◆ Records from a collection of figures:
# # #

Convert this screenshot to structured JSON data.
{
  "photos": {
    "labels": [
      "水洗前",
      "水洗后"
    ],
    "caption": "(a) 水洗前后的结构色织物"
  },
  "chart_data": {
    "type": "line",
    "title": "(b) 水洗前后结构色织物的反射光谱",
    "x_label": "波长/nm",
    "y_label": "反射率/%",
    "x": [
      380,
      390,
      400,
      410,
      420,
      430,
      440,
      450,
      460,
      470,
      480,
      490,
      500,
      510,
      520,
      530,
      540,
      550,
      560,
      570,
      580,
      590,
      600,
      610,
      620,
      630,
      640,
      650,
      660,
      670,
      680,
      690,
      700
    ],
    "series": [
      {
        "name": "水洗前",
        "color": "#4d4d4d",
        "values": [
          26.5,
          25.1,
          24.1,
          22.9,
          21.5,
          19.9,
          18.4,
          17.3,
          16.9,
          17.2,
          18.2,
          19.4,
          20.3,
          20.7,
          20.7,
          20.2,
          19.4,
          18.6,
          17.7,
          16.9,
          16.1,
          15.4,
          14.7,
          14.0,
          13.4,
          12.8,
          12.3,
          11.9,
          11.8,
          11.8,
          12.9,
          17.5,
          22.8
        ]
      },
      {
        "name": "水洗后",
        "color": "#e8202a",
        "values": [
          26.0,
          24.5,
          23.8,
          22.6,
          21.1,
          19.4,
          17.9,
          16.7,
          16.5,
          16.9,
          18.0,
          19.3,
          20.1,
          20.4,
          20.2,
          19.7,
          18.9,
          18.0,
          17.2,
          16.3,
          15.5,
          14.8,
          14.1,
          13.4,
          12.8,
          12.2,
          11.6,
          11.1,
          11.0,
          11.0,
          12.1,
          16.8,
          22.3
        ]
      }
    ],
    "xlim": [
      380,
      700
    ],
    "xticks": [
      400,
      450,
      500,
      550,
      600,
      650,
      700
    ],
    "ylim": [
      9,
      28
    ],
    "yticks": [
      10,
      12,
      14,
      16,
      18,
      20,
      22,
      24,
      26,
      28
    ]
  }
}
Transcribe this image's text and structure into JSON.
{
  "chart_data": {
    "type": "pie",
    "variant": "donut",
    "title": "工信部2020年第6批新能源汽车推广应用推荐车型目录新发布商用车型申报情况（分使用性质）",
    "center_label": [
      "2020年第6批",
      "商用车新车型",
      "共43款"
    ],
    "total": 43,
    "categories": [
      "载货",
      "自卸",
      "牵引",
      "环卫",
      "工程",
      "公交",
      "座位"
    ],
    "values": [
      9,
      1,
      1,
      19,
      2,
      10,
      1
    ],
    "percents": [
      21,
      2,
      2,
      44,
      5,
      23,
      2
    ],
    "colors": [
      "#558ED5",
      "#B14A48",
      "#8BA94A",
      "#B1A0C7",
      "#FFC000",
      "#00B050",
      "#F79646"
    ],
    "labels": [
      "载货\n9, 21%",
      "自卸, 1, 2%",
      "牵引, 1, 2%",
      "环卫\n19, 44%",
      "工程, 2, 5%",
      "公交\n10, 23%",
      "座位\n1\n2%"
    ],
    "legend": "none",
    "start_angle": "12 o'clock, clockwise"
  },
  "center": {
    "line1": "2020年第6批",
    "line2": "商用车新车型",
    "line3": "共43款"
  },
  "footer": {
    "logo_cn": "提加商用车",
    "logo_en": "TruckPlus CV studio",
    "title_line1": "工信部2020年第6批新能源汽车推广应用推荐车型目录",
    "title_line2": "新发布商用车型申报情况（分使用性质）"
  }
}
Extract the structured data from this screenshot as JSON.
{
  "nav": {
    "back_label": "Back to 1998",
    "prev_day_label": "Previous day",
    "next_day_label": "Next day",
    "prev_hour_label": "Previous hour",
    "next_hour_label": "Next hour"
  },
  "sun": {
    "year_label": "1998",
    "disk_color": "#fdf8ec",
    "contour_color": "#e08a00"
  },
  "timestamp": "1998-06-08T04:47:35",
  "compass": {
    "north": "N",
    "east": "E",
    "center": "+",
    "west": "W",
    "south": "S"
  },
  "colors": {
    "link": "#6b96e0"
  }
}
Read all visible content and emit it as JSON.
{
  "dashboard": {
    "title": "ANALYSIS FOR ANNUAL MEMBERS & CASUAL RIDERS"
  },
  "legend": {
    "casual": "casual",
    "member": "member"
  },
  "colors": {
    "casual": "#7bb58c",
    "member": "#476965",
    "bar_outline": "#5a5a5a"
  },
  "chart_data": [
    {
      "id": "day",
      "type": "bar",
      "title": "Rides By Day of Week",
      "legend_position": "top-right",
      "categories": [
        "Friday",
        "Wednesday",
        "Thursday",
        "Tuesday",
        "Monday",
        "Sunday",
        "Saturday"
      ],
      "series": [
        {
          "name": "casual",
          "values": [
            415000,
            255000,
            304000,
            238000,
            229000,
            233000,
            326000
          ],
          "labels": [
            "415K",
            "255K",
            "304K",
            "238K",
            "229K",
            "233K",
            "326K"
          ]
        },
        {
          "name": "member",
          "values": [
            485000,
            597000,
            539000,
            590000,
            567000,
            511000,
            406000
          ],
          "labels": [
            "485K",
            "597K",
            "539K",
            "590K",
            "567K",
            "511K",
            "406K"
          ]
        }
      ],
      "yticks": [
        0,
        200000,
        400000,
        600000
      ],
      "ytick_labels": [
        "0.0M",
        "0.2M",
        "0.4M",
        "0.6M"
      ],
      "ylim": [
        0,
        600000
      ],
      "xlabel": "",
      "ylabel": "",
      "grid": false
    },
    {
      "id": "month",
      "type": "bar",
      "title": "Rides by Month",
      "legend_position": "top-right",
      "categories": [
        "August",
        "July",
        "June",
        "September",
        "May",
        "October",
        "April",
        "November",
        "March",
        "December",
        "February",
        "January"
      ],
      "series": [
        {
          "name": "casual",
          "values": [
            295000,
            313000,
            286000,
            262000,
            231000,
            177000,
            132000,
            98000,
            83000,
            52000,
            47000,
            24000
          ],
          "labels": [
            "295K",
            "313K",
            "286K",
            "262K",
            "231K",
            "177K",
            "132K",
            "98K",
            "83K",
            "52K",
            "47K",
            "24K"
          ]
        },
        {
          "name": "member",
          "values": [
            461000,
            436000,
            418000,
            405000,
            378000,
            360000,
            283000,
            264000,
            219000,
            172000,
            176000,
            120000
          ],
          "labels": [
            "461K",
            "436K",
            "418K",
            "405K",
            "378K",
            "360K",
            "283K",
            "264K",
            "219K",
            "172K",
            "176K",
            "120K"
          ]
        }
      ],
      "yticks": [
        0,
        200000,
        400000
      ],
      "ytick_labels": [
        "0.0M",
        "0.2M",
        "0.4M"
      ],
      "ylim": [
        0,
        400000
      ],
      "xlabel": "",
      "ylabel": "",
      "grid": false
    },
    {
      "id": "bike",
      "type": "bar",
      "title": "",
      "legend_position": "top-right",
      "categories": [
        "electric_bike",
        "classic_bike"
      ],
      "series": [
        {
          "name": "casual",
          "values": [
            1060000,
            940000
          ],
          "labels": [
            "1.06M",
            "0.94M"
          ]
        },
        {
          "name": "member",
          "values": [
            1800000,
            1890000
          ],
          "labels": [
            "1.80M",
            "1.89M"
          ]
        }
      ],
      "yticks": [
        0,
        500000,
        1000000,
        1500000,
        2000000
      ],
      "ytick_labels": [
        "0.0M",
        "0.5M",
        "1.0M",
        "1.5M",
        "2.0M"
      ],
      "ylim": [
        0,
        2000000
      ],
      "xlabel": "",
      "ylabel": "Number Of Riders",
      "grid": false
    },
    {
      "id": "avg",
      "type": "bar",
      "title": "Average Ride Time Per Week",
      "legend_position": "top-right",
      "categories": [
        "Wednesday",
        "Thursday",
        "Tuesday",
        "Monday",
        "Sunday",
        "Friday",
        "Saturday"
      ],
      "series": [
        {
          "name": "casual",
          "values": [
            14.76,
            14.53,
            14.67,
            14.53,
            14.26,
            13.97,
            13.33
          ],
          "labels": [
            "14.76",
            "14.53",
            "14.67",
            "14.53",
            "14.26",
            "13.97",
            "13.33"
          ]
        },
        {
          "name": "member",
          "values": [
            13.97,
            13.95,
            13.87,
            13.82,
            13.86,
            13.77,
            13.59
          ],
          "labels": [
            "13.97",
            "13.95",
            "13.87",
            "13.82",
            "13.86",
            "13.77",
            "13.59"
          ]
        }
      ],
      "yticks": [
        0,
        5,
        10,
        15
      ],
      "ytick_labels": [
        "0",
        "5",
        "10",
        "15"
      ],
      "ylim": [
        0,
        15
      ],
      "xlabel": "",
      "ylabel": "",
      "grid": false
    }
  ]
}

# # #

◆ Instructions to follow:
Look through the listing above. Pick out each line with "Previous" and copy it.

◆ Solution below:
    "prev_day_label": "Previous day",
    "prev_hour_label": "Previous hour",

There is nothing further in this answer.